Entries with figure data

========================================================================

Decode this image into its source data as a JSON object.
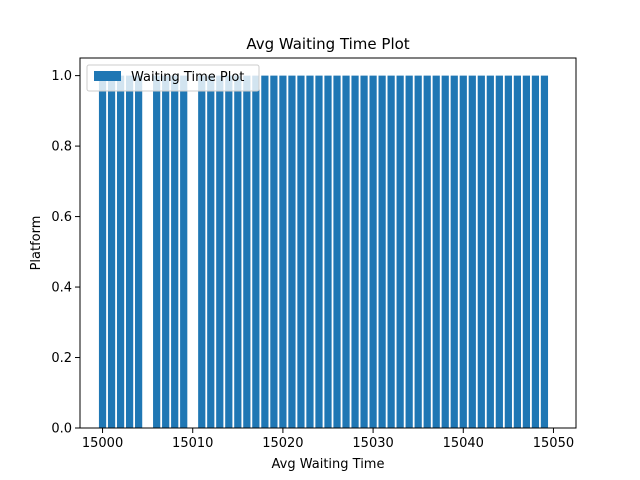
{
  "chart_data": {
    "type": "bar",
    "title": "Avg Waiting Time Plot",
    "xlabel": "Avg Waiting Time",
    "ylabel": "Platform",
    "xlim": [
      14997.5,
      15052.5
    ],
    "ylim": [
      0,
      1.05
    ],
    "xticks": [
      15000,
      15010,
      15020,
      15030,
      15040,
      15050
    ],
    "yticks": [
      0.0,
      0.2,
      0.4,
      0.6,
      0.8,
      1.0
    ],
    "xtick_labels": [
      "15000",
      "15010",
      "15020",
      "15030",
      "15040",
      "15050"
    ],
    "ytick_labels": [
      "0.0",
      "0.2",
      "0.4",
      "0.6",
      "0.8",
      "1.0"
    ],
    "legend": {
      "position": "top-left",
      "entries": [
        "Waiting Time Plot"
      ]
    },
    "grid": false,
    "series": [
      {
        "name": "Waiting Time Plot",
        "color": "#1f77b4",
        "bar_width": 0.8,
        "x": [
          15000,
          15001,
          15002,
          15003,
          15004,
          15006,
          15007,
          15008,
          15009,
          15011,
          15012,
          15013,
          15014,
          15015,
          15016,
          15017,
          15018,
          15019,
          15020,
          15021,
          15022,
          15023,
          15024,
          15025,
          15026,
          15027,
          15028,
          15029,
          15030,
          15031,
          15032,
          15033,
          15034,
          15035,
          15036,
          15037,
          15038,
          15039,
          15040,
          15041,
          15042,
          15043,
          15044,
          15045,
          15046,
          15047,
          15048,
          15049
        ],
        "values": [
          1,
          1,
          1,
          1,
          1,
          1,
          1,
          1,
          1,
          1,
          1,
          1,
          1,
          1,
          1,
          1,
          1,
          1,
          1,
          1,
          1,
          1,
          1,
          1,
          1,
          1,
          1,
          1,
          1,
          1,
          1,
          1,
          1,
          1,
          1,
          1,
          1,
          1,
          1,
          1,
          1,
          1,
          1,
          1,
          1,
          1,
          1,
          1
        ]
      }
    ]
  }
}
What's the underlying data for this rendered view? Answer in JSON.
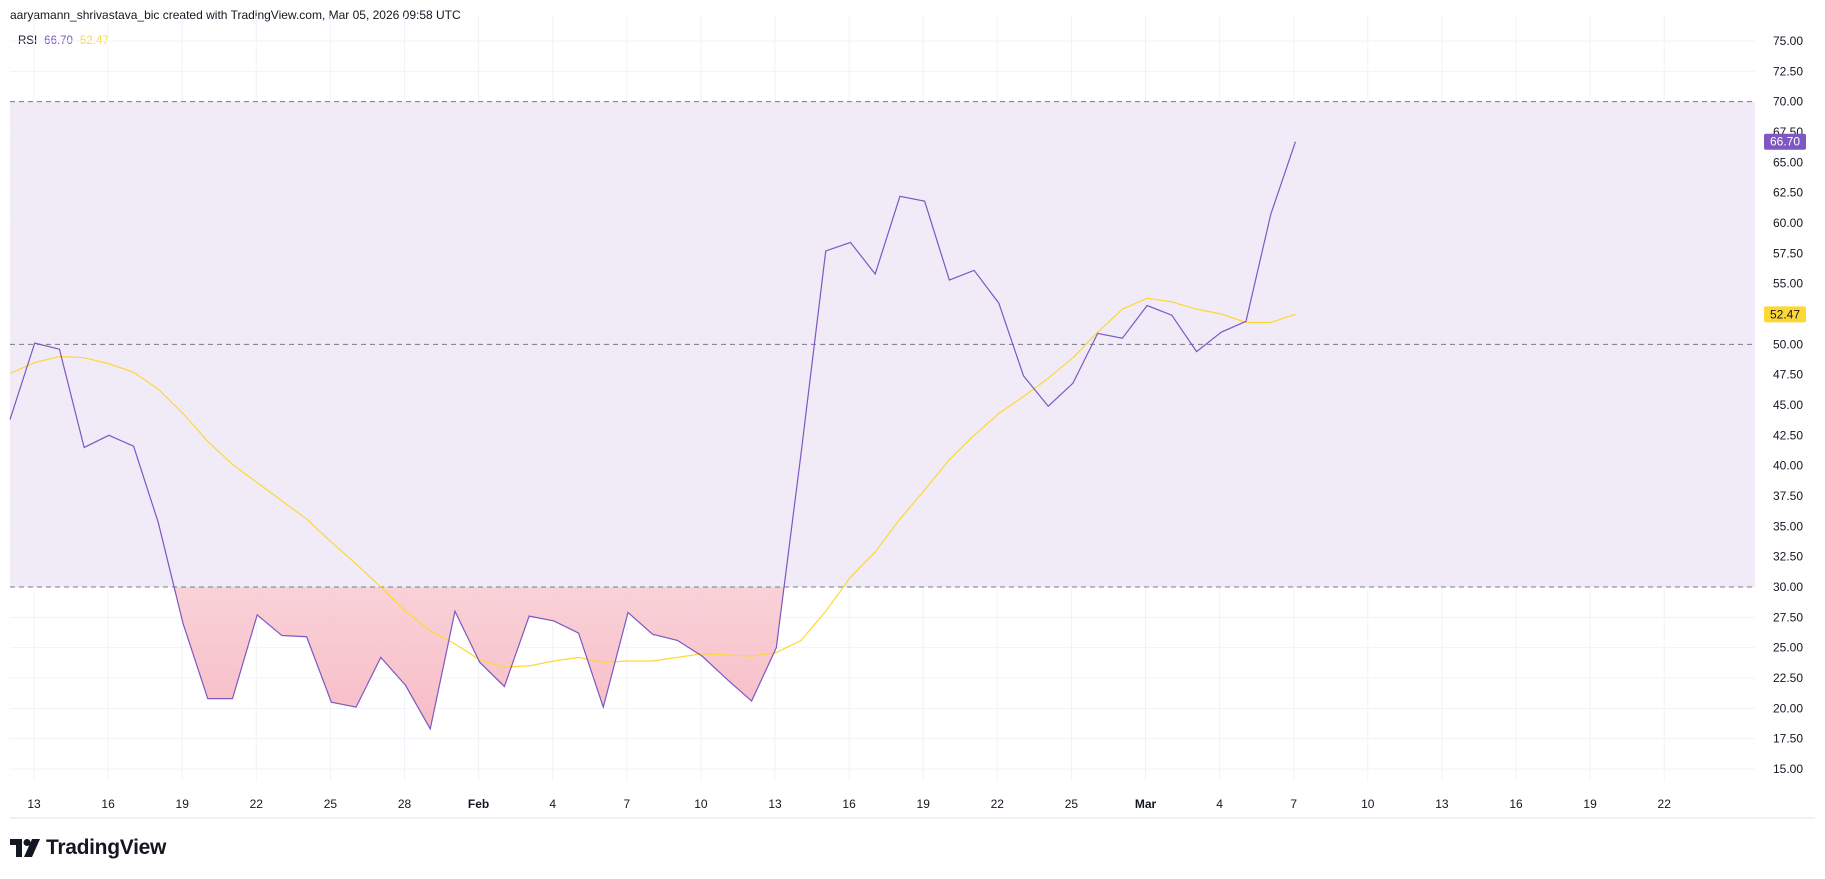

========================================================================

Given instruction: Give only the number of lines in the records that include the word "Waiting".

Task result: 4